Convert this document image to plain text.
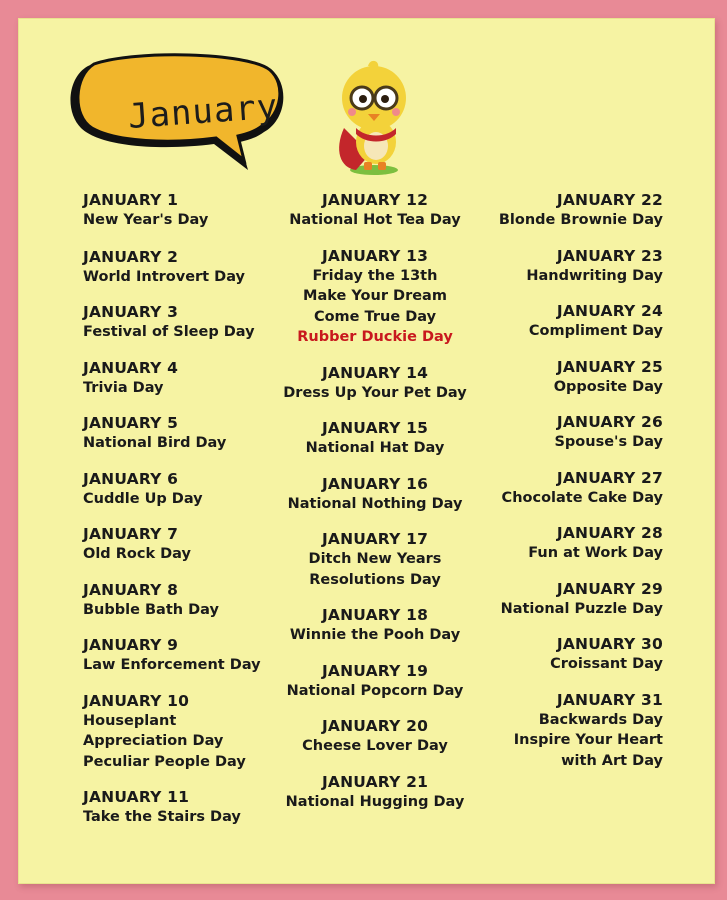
January
JANUARY 1
New Year's Day
JANUARY 2
World Introvert Day
JANUARY 3
Festival of Sleep Day
JANUARY 4
Trivia Day
JANUARY 5
National Bird Day
JANUARY 6
Cuddle Up Day
JANUARY 7
Old Rock Day
JANUARY 8
Bubble Bath Day
JANUARY 9
Law Enforcement Day
JANUARY 10
Houseplant
Appreciation Day
Peculiar People Day
JANUARY 11
Take the Stairs Day
JANUARY 12
National Hot Tea Day
JANUARY 13
Friday the 13th
Make Your Dream
Come True Day
Rubber Duckie Day
JANUARY 14
Dress Up Your Pet Day
JANUARY 15
National Hat Day
JANUARY 16
National Nothing Day
JANUARY 17
Ditch New Years
Resolutions Day
JANUARY 18
Winnie the Pooh Day
JANUARY 19
National Popcorn Day
JANUARY 20
Cheese Lover Day
JANUARY 21
National Hugging Day
JANUARY 22
Blonde Brownie Day
JANUARY 23
Handwriting Day
JANUARY 24
Compliment Day
JANUARY 25
Opposite Day
JANUARY 26
Spouse's Day
JANUARY 27
Chocolate Cake Day
JANUARY 28
Fun at Work Day
JANUARY 29
National Puzzle Day
JANUARY 30
Croissant Day
JANUARY 31
Backwards Day
Inspire Your Heart
with Art Day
━━━
What to produce: Report every line in the data above in which the word "Your" appears.

Finished answer:
Make Your Dream
Dress Up Your Pet Day
Inspire Your Heart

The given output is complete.